# START OF Supplied information

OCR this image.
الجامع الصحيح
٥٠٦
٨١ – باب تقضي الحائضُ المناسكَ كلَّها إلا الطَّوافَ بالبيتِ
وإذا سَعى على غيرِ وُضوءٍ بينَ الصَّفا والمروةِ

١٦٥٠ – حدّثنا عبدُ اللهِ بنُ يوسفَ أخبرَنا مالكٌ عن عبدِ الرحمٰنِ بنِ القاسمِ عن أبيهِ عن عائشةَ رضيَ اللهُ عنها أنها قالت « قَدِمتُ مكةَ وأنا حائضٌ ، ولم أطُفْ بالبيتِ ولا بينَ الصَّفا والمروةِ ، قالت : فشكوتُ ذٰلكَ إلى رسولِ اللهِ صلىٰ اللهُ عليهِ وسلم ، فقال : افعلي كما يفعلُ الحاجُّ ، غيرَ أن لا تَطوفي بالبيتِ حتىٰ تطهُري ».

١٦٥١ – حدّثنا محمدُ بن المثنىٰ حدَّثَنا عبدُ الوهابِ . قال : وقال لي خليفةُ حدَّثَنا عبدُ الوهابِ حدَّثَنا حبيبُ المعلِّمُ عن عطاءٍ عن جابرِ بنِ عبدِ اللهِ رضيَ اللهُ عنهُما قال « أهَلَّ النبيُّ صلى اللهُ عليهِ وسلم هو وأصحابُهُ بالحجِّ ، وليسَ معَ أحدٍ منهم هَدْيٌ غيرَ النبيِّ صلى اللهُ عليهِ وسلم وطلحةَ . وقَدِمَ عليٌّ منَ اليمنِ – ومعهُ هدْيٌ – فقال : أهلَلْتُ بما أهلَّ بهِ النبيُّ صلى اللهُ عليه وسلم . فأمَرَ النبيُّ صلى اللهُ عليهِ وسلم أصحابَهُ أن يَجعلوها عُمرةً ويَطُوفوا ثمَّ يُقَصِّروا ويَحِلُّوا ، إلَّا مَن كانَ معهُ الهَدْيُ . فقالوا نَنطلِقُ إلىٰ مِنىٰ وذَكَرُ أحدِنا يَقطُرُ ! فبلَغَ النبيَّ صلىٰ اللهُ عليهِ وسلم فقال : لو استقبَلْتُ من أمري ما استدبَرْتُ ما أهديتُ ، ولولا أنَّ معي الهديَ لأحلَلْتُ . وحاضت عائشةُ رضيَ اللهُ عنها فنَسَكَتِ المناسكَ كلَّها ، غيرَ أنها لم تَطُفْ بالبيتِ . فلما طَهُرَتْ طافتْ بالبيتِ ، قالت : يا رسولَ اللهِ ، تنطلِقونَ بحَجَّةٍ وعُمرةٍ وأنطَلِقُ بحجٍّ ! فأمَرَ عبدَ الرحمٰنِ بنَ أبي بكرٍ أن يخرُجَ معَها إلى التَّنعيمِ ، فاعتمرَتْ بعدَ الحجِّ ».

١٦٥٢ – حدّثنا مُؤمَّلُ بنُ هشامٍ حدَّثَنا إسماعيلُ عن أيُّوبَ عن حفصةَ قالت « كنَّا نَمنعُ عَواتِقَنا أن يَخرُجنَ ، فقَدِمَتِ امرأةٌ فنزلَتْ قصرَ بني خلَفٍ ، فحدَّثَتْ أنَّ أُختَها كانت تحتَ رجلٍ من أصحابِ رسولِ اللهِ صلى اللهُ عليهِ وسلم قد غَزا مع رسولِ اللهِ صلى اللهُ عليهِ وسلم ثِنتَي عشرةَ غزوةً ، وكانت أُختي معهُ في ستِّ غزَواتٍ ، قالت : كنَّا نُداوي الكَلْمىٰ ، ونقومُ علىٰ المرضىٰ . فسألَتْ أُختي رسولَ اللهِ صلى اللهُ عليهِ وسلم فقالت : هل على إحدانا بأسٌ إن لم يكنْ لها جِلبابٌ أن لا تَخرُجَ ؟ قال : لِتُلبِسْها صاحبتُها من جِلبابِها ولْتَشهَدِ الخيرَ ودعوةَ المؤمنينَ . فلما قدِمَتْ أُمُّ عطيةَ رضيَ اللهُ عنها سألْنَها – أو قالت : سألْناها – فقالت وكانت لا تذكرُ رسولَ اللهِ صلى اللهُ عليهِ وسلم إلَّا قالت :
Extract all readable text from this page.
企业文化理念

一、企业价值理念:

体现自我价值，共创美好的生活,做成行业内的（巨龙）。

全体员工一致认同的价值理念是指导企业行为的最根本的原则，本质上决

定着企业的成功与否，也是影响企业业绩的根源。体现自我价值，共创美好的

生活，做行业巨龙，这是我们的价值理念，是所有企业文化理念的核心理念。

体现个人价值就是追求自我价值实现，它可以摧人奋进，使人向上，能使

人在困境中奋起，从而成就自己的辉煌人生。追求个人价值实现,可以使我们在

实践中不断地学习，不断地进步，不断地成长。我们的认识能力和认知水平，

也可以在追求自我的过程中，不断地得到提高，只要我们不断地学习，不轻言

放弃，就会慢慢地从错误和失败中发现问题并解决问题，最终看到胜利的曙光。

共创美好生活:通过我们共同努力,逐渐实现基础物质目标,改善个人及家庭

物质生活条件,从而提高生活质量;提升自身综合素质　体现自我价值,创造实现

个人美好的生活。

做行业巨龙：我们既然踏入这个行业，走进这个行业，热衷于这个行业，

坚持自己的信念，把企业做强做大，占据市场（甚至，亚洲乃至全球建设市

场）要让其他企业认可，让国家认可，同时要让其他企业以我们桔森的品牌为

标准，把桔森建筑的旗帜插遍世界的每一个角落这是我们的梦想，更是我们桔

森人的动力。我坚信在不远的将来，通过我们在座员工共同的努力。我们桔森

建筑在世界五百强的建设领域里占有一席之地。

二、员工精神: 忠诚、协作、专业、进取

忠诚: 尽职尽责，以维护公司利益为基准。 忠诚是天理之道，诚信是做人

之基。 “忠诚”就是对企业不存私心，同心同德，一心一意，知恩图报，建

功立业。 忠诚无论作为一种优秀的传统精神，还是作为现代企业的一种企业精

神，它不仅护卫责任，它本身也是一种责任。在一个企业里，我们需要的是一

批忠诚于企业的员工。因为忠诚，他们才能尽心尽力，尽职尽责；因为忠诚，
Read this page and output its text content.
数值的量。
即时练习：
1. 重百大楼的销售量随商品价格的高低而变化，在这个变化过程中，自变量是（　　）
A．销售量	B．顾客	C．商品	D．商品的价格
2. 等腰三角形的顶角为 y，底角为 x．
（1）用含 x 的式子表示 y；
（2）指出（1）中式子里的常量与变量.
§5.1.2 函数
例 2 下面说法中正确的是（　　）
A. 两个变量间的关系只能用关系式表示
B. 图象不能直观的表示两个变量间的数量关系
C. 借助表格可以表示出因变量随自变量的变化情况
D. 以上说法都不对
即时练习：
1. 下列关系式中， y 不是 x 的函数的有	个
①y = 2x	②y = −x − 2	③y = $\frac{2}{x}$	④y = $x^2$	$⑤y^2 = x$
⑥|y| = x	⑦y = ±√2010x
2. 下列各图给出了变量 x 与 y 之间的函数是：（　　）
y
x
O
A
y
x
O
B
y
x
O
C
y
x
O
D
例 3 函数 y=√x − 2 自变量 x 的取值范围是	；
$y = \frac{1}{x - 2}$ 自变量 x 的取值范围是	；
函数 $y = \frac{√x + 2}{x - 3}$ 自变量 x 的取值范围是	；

# END OF Supplied information

• [The exercise] Locate the word "والمروة" in the data above. Copy every line carrying it.

• [Solution to this problem]
وإذا سَعى على غيرِ وُضوءٍ بينَ الصَّفا والمروةِ
١٦٥٠ – حدّثنا عبدُ اللهِ بنُ يوسفَ أخبرَنا مالكٌ عن عبدِ الرحمٰنِ بنِ القاسمِ عن أبيهِ عن عائشةَ رضيَ اللهُ عنها أنها قالت « قَدِمتُ مكةَ وأنا حائضٌ ، ولم أطُفْ بالبيتِ ولا بينَ الصَّفا والمروةِ ، قالت : فشكوتُ ذٰلكَ إلى رسولِ اللهِ صلىٰ اللهُ عليهِ وسلم ، فقال : افعلي كما يفعلُ الحاجُّ ، غيرَ أن لا تَطوفي بالبيتِ حتىٰ تطهُري ».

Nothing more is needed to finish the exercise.